| Exercise goal |
Every line below that mentions the word "image" should be copied out.

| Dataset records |
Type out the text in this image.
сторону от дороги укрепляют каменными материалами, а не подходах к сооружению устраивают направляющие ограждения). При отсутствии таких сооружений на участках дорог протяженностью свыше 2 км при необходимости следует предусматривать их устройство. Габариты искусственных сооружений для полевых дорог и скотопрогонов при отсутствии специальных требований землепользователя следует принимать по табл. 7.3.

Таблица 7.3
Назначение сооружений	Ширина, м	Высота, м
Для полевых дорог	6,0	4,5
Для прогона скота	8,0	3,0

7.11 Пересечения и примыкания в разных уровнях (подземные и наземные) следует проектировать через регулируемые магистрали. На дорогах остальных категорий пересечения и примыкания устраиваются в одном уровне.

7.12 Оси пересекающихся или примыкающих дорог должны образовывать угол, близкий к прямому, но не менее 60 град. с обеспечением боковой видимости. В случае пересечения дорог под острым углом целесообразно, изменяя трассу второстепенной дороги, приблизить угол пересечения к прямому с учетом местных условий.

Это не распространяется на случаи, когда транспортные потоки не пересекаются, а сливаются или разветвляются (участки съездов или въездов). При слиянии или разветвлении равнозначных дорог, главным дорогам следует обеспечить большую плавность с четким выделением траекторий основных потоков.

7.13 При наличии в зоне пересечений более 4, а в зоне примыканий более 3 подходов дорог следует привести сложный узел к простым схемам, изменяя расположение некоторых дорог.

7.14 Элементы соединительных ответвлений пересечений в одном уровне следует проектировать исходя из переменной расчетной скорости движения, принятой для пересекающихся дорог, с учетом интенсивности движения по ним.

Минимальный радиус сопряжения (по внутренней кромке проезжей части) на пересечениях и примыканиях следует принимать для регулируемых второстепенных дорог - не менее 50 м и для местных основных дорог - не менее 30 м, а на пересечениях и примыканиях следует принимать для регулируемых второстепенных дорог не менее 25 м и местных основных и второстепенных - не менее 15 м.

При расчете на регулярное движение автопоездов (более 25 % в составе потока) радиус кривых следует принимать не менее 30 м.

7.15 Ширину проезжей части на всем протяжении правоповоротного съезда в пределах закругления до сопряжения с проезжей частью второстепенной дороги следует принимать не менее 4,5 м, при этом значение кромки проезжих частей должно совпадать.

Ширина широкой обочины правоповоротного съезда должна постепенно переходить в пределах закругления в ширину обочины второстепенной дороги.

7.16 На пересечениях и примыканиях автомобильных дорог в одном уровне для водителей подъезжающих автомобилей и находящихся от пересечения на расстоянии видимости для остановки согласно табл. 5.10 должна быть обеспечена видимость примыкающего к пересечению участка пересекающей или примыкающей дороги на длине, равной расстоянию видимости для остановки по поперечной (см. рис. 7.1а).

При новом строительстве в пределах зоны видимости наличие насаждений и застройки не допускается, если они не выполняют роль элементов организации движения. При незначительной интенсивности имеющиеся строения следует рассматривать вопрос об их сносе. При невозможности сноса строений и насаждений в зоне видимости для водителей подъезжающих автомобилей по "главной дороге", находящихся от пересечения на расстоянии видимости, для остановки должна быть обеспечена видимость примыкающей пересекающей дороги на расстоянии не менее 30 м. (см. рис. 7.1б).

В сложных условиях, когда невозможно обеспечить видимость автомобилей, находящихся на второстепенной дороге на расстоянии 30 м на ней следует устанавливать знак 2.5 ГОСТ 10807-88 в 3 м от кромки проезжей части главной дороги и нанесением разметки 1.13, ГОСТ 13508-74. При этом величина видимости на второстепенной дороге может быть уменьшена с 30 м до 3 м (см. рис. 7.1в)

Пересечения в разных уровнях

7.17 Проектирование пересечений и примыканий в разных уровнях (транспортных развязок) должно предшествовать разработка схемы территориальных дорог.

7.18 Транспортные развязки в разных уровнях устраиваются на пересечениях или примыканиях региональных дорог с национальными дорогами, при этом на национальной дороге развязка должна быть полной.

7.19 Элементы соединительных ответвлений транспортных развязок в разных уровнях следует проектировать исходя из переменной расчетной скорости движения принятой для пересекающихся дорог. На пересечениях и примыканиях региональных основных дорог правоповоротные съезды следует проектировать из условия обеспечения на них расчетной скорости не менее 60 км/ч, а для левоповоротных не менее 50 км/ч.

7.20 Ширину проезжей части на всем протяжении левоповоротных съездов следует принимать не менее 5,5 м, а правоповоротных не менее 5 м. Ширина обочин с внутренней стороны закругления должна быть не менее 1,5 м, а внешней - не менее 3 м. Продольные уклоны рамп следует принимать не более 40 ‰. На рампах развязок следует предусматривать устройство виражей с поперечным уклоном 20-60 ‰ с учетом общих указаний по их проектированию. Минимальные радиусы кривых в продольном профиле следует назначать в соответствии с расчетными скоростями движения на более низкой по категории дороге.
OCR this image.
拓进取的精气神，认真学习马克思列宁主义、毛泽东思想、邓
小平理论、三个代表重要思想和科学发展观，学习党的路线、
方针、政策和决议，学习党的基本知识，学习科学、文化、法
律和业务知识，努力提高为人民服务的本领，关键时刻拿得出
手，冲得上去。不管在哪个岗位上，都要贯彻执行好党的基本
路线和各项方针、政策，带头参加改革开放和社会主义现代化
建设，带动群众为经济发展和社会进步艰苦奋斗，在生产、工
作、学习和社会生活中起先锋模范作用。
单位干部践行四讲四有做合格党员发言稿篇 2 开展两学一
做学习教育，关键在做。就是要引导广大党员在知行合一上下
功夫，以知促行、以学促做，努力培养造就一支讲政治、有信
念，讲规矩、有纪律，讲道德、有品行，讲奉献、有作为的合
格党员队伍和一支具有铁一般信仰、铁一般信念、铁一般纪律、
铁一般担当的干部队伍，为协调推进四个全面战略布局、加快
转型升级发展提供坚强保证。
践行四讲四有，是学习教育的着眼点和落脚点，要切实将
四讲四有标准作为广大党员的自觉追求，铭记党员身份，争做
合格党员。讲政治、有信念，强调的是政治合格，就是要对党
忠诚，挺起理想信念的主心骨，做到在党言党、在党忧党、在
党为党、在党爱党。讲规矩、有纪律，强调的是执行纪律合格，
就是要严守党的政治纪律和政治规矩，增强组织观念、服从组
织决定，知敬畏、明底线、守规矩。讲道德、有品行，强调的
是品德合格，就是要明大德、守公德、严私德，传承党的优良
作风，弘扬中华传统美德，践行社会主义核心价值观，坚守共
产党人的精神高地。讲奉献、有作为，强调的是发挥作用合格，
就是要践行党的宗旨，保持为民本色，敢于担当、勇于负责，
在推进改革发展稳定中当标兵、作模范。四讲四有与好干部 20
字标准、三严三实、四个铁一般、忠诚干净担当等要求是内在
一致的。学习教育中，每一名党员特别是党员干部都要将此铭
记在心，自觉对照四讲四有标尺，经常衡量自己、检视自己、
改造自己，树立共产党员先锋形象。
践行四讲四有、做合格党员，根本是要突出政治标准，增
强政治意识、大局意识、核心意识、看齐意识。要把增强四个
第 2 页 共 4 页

| Output of the task |
Type out the text in this image.
OCR this image.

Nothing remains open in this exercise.